Set problem -
Below is a block of records. Copy every line in it that contains the word "text".

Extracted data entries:
++++++++

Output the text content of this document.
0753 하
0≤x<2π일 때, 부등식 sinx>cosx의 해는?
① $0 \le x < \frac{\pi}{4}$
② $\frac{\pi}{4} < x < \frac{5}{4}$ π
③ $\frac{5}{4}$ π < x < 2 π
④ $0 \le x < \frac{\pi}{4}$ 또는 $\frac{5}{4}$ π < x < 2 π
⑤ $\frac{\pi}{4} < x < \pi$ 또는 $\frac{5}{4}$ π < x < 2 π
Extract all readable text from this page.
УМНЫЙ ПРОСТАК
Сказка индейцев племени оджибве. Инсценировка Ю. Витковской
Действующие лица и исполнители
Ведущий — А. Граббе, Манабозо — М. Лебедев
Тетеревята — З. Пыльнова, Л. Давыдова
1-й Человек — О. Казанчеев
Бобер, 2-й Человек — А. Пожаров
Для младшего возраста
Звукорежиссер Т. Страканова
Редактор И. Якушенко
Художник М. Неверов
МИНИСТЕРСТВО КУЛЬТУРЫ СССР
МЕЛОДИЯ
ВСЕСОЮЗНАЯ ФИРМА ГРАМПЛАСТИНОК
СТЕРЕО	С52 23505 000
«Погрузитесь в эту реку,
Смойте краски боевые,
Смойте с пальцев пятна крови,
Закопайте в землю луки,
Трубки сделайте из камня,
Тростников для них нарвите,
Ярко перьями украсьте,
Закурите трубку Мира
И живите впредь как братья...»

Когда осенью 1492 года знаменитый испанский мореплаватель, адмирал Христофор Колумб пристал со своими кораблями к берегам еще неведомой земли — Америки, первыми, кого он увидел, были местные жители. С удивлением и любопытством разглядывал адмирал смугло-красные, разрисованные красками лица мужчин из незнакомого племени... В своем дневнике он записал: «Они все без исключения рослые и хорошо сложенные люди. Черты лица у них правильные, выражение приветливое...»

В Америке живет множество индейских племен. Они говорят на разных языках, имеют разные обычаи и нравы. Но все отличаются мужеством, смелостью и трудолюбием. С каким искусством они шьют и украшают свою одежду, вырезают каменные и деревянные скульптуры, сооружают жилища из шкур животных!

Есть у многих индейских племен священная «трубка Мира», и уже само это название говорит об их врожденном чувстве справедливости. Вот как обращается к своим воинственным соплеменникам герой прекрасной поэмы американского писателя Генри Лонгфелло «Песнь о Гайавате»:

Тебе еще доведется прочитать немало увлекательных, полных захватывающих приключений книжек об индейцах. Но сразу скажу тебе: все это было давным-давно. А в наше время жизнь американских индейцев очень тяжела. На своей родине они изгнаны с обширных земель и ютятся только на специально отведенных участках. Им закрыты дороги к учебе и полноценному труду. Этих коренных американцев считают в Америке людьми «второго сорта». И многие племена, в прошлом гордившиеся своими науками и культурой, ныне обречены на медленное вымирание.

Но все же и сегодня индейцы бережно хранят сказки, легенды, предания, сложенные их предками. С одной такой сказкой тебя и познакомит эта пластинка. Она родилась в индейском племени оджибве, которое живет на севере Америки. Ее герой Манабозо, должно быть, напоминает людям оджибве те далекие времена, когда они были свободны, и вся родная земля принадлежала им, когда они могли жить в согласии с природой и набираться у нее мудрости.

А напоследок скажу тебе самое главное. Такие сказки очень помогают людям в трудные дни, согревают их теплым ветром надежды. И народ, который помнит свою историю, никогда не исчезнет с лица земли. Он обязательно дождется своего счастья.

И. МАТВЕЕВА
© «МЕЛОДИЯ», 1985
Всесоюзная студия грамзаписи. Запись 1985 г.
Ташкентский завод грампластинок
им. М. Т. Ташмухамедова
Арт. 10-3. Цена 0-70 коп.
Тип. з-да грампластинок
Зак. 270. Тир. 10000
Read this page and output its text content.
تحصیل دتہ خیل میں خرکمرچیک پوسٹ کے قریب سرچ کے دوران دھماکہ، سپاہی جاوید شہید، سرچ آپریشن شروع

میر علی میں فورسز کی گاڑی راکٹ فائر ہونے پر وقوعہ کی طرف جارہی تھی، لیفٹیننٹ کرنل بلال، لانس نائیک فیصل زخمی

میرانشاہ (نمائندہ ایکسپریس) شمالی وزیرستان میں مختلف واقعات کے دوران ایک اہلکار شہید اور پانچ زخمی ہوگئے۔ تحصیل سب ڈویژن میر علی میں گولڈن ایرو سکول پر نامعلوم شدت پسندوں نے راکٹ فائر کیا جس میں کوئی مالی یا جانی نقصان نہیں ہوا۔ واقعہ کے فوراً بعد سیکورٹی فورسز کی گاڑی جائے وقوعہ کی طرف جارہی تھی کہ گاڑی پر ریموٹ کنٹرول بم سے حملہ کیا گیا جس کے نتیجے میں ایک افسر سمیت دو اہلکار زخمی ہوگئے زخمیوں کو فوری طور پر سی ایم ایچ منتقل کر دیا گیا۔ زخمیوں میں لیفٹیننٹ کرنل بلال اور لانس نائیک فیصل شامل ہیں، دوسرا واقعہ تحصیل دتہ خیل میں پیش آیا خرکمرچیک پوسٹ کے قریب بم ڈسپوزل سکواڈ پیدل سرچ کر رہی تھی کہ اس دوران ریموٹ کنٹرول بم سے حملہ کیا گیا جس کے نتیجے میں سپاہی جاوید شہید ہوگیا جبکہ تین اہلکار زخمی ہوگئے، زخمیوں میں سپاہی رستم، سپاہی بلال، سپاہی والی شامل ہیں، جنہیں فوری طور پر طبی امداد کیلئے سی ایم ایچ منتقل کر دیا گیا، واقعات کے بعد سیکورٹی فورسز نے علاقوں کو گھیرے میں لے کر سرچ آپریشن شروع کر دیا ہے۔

++++++++

Answer to the task -
Output the text content of this document.
Extract all readable text from this page.
Read this page and output its text content.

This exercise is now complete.